To be done – Say how many lines contain the string "screenshot". Give no other output.

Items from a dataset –
#####

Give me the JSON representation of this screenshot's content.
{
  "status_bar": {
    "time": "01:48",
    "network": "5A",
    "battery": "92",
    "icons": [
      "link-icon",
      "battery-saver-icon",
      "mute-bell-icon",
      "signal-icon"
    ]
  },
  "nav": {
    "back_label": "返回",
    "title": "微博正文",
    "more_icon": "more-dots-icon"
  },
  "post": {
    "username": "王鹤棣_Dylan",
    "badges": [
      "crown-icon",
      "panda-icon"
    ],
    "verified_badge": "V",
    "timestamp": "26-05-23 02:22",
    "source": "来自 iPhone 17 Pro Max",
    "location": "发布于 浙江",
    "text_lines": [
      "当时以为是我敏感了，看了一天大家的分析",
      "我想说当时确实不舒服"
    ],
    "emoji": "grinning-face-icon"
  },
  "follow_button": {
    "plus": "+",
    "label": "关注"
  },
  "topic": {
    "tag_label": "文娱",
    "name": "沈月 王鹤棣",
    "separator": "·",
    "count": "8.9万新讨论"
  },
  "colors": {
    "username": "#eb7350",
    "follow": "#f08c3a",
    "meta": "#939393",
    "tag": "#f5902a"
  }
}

#####

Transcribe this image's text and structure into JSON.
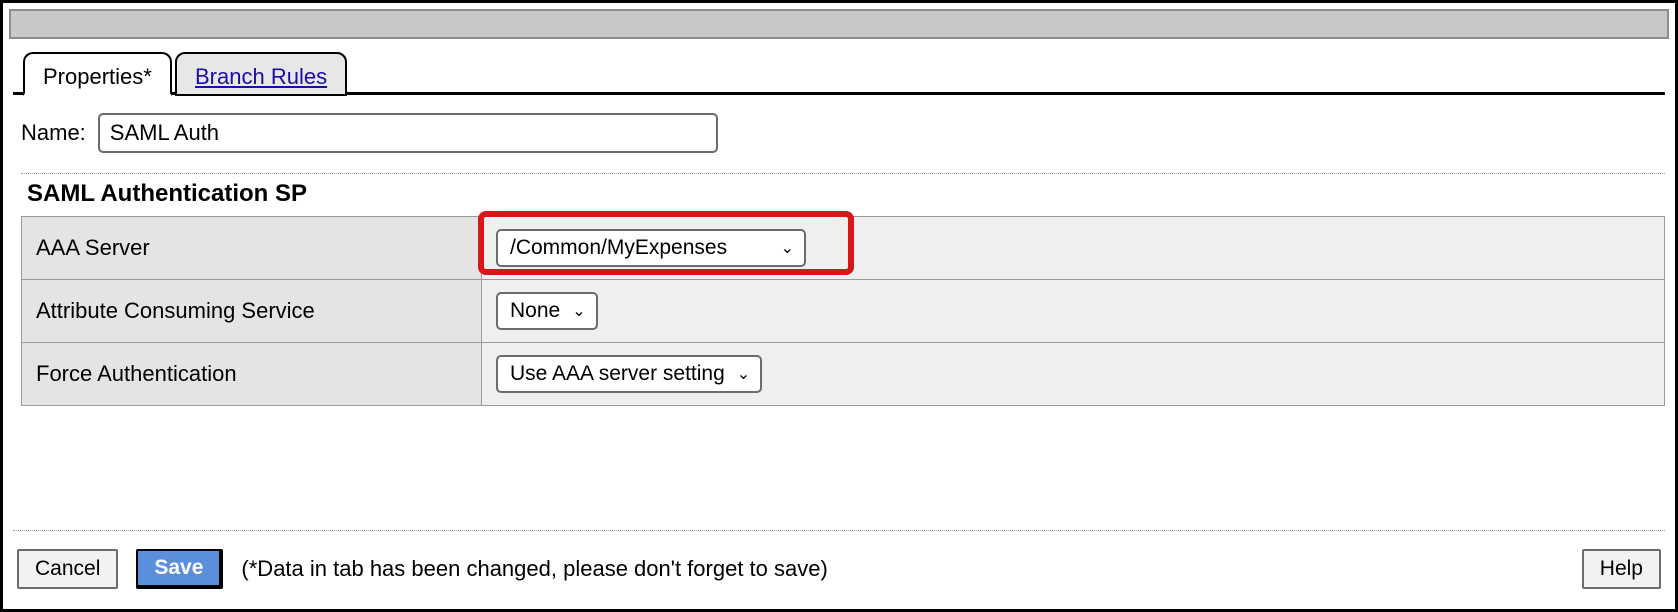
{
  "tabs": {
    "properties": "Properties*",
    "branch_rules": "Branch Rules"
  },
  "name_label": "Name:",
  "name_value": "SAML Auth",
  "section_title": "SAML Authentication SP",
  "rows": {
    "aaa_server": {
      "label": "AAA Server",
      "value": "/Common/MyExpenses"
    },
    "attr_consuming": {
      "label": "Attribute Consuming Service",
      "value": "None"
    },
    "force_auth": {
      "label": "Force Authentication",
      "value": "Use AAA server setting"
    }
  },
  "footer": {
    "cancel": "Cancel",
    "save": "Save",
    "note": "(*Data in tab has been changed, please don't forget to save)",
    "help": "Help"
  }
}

#####

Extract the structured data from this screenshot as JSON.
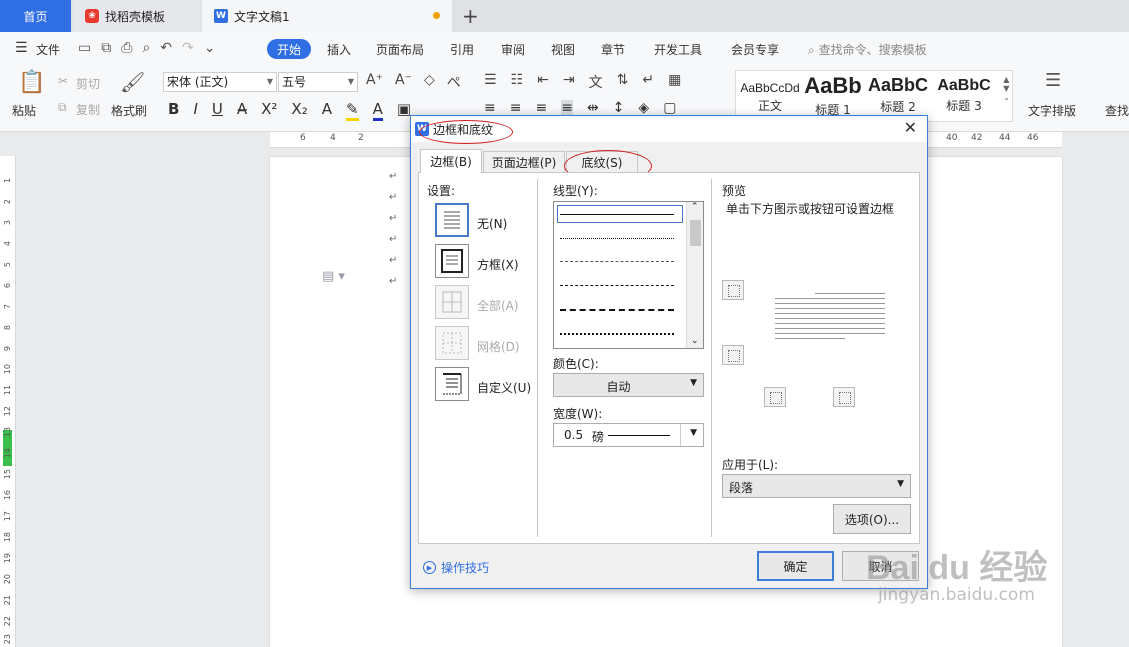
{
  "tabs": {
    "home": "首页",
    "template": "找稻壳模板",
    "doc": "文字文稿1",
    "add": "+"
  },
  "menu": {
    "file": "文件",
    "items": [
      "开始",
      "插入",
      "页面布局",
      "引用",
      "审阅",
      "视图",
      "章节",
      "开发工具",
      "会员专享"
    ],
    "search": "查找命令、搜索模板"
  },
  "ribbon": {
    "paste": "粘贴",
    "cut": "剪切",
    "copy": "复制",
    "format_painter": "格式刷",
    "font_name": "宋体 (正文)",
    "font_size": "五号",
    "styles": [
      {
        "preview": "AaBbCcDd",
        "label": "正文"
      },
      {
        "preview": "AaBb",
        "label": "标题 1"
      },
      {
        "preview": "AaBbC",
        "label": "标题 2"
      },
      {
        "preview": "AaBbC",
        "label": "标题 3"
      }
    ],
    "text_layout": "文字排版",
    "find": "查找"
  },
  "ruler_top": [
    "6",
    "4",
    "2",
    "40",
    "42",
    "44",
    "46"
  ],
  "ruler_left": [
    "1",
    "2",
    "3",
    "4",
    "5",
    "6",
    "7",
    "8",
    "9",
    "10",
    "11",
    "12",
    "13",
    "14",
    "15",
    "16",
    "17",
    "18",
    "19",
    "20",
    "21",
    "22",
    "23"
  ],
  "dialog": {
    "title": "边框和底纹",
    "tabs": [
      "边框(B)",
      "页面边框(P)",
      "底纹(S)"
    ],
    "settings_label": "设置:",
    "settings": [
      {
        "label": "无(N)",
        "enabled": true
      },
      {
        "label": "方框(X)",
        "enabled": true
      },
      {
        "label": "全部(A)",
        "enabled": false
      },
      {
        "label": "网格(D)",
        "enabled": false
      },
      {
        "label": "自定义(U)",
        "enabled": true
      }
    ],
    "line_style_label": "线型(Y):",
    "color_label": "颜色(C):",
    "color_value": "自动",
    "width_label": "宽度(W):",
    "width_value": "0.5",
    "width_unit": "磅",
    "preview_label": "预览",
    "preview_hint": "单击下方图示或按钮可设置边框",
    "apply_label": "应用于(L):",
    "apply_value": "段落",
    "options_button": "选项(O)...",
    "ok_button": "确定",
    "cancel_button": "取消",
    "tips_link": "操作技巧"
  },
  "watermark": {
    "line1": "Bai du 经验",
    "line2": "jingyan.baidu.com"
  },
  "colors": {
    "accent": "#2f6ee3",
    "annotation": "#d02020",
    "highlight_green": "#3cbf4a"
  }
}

#####

Finished answer – 2